> **EXERCISE PROMPT**:
Scan the entries below for the word "search". Copy each line that has it.

(Recorded data)
※ ※ ※
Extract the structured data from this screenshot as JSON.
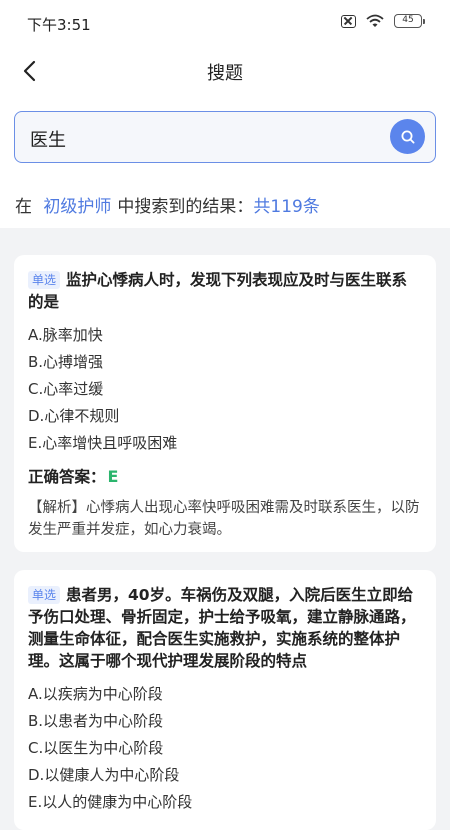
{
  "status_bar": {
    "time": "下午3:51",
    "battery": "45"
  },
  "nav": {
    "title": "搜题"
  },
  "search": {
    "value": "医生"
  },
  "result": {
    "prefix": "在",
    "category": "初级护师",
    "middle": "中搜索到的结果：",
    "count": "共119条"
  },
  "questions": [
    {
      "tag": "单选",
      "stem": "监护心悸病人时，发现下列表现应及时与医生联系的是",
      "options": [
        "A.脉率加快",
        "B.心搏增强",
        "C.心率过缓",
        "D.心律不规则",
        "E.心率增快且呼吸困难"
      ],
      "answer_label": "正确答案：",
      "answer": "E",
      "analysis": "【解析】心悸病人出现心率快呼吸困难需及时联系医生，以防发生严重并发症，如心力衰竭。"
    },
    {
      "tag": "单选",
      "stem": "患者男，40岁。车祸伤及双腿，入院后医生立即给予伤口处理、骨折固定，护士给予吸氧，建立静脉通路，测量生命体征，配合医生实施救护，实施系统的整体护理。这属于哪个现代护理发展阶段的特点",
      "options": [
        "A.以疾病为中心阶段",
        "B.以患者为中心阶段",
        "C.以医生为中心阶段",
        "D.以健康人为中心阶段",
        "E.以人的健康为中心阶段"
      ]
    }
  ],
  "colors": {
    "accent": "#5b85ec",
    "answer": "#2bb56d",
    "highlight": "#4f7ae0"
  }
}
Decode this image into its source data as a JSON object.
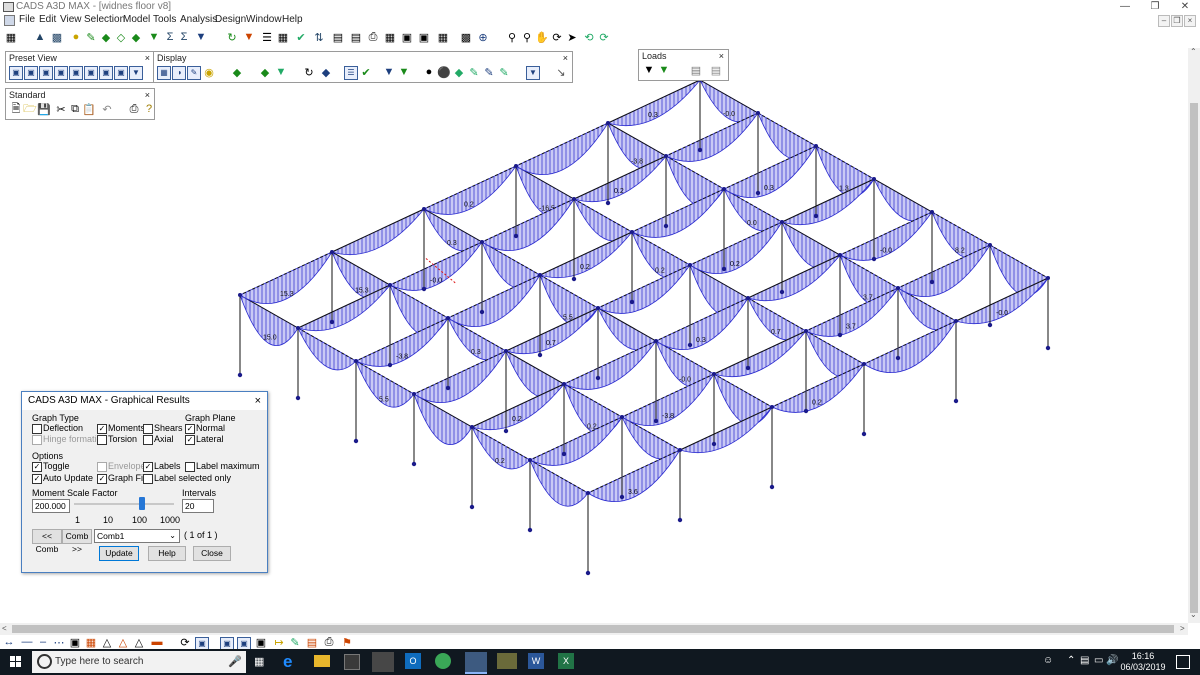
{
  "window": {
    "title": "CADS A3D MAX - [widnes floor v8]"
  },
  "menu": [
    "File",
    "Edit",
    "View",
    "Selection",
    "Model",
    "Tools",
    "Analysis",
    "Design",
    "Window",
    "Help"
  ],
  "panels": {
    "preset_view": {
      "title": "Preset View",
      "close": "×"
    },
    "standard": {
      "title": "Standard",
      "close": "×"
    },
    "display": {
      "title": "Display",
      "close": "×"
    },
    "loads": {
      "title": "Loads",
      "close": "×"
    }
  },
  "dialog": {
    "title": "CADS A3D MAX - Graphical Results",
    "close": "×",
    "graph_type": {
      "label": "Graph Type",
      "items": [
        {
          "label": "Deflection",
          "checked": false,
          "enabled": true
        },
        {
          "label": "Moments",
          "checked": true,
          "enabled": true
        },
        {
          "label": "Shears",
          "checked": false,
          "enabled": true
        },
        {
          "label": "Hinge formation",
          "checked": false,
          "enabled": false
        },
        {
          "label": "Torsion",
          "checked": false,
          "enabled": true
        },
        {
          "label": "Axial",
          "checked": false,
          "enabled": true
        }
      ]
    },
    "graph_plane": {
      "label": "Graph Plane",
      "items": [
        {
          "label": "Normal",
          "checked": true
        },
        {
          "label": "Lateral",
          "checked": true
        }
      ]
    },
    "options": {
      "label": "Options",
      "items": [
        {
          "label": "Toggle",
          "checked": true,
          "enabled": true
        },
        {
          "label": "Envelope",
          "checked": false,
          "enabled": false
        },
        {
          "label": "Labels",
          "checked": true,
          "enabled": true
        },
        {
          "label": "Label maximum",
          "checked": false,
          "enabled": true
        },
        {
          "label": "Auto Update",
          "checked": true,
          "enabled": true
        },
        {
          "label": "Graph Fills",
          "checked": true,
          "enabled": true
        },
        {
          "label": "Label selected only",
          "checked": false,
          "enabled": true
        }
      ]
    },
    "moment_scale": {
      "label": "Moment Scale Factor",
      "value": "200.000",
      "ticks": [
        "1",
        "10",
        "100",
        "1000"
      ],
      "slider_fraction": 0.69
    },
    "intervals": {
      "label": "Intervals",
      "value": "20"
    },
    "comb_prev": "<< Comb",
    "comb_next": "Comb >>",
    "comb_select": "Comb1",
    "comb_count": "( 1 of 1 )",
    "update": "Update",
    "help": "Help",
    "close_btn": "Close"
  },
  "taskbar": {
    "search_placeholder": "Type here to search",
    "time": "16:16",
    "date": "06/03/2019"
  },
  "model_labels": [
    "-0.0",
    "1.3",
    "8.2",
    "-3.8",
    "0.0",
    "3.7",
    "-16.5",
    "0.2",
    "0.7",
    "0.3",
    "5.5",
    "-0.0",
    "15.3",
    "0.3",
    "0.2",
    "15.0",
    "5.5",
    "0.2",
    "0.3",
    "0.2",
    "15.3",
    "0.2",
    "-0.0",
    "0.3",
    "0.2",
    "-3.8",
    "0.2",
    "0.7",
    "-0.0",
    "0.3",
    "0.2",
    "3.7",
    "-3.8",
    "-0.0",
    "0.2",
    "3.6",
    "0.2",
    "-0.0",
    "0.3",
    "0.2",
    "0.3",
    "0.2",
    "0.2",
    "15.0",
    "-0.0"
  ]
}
※ ※ ※
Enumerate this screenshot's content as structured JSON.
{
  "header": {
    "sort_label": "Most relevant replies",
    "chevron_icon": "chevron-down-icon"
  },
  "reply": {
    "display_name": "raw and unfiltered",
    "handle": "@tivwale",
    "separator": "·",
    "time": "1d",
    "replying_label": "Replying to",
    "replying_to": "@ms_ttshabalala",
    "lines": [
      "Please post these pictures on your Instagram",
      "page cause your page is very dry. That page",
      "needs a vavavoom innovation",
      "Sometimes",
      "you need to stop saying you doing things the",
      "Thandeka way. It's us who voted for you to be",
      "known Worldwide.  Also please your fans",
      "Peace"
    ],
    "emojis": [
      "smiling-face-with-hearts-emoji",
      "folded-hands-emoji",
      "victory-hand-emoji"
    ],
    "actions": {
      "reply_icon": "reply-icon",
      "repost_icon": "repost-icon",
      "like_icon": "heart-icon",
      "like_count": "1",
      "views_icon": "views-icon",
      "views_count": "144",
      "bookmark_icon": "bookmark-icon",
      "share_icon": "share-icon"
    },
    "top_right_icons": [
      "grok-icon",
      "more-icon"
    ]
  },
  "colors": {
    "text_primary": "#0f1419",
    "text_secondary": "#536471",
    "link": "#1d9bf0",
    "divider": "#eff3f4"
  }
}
※ ※ ※
> **COMPLETE ANSWER**:
  "search": {
    "search_placeholder": "Type here to search",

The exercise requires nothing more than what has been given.